Short problem: Can you restate the records below word for word?

Provided data:
——
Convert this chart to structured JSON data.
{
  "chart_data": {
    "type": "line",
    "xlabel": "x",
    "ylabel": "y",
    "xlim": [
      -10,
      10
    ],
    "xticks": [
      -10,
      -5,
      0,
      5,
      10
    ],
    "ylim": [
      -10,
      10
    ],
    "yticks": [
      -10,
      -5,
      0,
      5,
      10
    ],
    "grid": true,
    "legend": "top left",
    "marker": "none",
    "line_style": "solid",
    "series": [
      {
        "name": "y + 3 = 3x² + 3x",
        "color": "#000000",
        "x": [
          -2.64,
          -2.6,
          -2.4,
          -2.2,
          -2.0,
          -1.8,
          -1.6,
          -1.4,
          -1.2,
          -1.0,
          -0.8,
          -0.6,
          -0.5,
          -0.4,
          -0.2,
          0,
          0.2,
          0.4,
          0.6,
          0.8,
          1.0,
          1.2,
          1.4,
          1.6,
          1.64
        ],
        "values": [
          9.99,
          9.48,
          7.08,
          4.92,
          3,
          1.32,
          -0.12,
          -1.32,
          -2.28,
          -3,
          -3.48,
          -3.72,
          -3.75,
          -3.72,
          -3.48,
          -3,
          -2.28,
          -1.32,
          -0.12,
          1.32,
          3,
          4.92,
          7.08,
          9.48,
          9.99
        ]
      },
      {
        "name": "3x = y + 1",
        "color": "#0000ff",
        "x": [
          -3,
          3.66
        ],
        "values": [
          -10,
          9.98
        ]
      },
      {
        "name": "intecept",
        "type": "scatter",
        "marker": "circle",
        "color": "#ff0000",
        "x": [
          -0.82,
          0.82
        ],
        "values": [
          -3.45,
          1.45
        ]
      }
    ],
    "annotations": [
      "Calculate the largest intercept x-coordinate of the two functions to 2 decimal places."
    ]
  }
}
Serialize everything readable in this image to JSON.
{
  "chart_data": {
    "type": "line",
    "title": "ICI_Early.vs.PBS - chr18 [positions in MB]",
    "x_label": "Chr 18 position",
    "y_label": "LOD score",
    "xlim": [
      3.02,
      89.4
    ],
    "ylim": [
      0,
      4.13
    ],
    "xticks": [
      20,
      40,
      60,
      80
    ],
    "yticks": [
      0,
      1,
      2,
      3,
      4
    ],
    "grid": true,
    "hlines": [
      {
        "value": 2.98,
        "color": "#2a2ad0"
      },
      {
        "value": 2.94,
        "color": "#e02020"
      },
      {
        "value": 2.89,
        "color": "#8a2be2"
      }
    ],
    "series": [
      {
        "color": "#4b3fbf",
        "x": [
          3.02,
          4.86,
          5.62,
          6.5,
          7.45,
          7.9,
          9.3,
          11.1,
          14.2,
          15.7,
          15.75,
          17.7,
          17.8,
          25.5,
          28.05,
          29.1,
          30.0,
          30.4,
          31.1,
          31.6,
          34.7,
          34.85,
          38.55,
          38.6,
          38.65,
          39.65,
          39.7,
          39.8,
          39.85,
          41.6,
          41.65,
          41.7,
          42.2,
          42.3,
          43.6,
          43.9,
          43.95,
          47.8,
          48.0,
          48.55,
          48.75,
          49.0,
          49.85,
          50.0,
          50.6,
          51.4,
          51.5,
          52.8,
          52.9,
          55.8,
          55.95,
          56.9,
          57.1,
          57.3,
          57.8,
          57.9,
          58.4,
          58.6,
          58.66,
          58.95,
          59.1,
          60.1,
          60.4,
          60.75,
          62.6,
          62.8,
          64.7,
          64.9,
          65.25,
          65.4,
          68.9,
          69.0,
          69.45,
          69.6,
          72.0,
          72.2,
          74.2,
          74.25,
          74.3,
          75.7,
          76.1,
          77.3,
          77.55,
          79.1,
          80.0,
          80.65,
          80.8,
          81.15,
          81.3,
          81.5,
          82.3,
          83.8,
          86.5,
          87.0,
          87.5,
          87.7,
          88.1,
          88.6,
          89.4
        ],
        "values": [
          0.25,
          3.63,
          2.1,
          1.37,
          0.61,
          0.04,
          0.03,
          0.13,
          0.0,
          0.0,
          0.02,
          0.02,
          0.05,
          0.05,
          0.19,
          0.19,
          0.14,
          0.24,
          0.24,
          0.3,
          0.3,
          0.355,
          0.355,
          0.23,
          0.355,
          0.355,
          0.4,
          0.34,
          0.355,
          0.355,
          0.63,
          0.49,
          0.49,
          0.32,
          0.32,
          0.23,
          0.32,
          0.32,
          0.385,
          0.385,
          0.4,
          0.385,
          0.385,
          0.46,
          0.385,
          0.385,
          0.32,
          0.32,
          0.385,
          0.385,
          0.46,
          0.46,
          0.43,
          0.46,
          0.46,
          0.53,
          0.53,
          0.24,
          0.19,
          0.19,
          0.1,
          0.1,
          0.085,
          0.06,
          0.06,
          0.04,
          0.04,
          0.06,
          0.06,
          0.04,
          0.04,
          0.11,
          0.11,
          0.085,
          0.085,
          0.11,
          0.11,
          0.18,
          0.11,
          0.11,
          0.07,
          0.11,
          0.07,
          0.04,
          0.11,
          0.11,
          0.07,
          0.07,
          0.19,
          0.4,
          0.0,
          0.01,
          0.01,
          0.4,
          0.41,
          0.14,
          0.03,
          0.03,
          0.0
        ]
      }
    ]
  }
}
——
Reply:
Convert this chart to structured JSON data.
{
  "chart_data": {
    "type": "line",
    "xlabel": "x",
    "ylabel": "y",
    "xlim": [
      -10,
      10
    ],
    "xticks": [
      -10,
      -5,
      0,
      5,
      10
    ],
    "ylim": [
      -10,
      10
    ],
    "yticks": [
      -10,
      -5,
      0,
      5,
      10
    ],
    "grid": true,
    "legend": "top left",
    "marker": "none",
    "line_style": "solid",
    "series": [
      {
        "name": "y + 3 = 3x² + 3x",
        "color": "#000000",
        "x": [
          -2.64,
          -2.6,
          -2.4,
          -2.2,
          -2.0,
          -1.8,
          -1.6,
          -1.4,
          -1.2,
          -1.0,
          -0.8,
          -0.6,
          -0.5,
          -0.4,
          -0.2,
          0,
          0.2,
          0.4,
          0.6,
          0.8,
          1.0,
          1.2,
          1.4,
          1.6,
          1.64
        ],
        "values": [
          9.99,
          9.48,
          7.08,
          4.92,
          3,
          1.32,
          -0.12,
          -1.32,
          -2.28,
          -3,
          -3.48,
          -3.72,
          -3.75,
          -3.72,
          -3.48,
          -3,
          -2.28,
          -1.32,
          -0.12,
          1.32,
          3,
          4.92,
          7.08,
          9.48,
          9.99
        ]
      },
      {
        "name": "3x = y + 1",
        "color": "#0000ff",
        "x": [
          -3,
          3.66
        ],
        "values": [
          -10,
          9.98
        ]
      },
      {
        "name": "intecept",
        "type": "scatter",
        "marker": "circle",
        "color": "#ff0000",
        "x": [
          -0.82,
          0.82
        ],
        "values": [
          -3.45,
          1.45
        ]
      }
    ],
    "annotations": [
      "Calculate the largest intercept x-coordinate of the two functions to 2 decimal places."
    ]
  }
}
Serialize everything readable in this image to JSON.
{
  "chart_data": {
    "type": "line",
    "title": "ICI_Early.vs.PBS - chr18 [positions in MB]",
    "x_label": "Chr 18 position",
    "y_label": "LOD score",
    "xlim": [
      3.02,
      89.4
    ],
    "ylim": [
      0,
      4.13
    ],
    "xticks": [
      20,
      40,
      60,
      80
    ],
    "yticks": [
      0,
      1,
      2,
      3,
      4
    ],
    "grid": true,
    "hlines": [
      {
        "value": 2.98,
        "color": "#2a2ad0"
      },
      {
        "value": 2.94,
        "color": "#e02020"
      },
      {
        "value": 2.89,
        "color": "#8a2be2"
      }
    ],
    "series": [
      {
        "color": "#4b3fbf",
        "x": [
          3.02,
          4.86,
          5.62,
          6.5,
          7.45,
          7.9,
          9.3,
          11.1,
          14.2,
          15.7,
          15.75,
          17.7,
          17.8,
          25.5,
          28.05,
          29.1,
          30.0,
          30.4,
          31.1,
          31.6,
          34.7,
          34.85,
          38.55,
          38.6,
          38.65,
          39.65,
          39.7,
          39.8,
          39.85,
          41.6,
          41.65,
          41.7,
          42.2,
          42.3,
          43.6,
          43.9,
          43.95,
          47.8,
          48.0,
          48.55,
          48.75,
          49.0,
          49.85,
          50.0,
          50.6,
          51.4,
          51.5,
          52.8,
          52.9,
          55.8,
          55.95,
          56.9,
          57.1,
          57.3,
          57.8,
          57.9,
          58.4,
          58.6,
          58.66,
          58.95,
          59.1,
          60.1,
          60.4,
          60.75,
          62.6,
          62.8,
          64.7,
          64.9,
          65.25,
          65.4,
          68.9,
          69.0,
          69.45,
          69.6,
          72.0,
          72.2,
          74.2,
          74.25,
          74.3,
          75.7,
          76.1,
          77.3,
          77.55,
          79.1,
          80.0,
          80.65,
          80.8,
          81.15,
          81.3,
          81.5,
          82.3,
          83.8,
          86.5,
          87.0,
          87.5,
          87.7,
          88.1,
          88.6,
          89.4
        ],
        "values": [
          0.25,
          3.63,
          2.1,
          1.37,
          0.61,
          0.04,
          0.03,
          0.13,
          0.0,
          0.0,
          0.02,
          0.02,
          0.05,
          0.05,
          0.19,
          0.19,
          0.14,
          0.24,
          0.24,
          0.3,
          0.3,
          0.355,
          0.355,
          0.23,
          0.355,
          0.355,
          0.4,
          0.34,
          0.355,
          0.355,
          0.63,
          0.49,
          0.49,
          0.32,
          0.32,
          0.23,
          0.32,
          0.32,
          0.385,
          0.385,
          0.4,
          0.385,
          0.385,
          0.46,
          0.385,
          0.385,
          0.32,
          0.32,
          0.385,
          0.385,
          0.46,
          0.46,
          0.43,
          0.46,
          0.46,
          0.53,
          0.53,
          0.24,
          0.19,
          0.19,
          0.1,
          0.1,
          0.085,
          0.06,
          0.06,
          0.04,
          0.04,
          0.06,
          0.06,
          0.04,
          0.04,
          0.11,
          0.11,
          0.085,
          0.085,
          0.11,
          0.11,
          0.18,
          0.11,
          0.11,
          0.07,
          0.11,
          0.07,
          0.04,
          0.11,
          0.11,
          0.07,
          0.07,
          0.19,
          0.4,
          0.0,
          0.01,
          0.01,
          0.4,
          0.41,
          0.14,
          0.03,
          0.03,
          0.0
        ]
      }
    ]
  }
}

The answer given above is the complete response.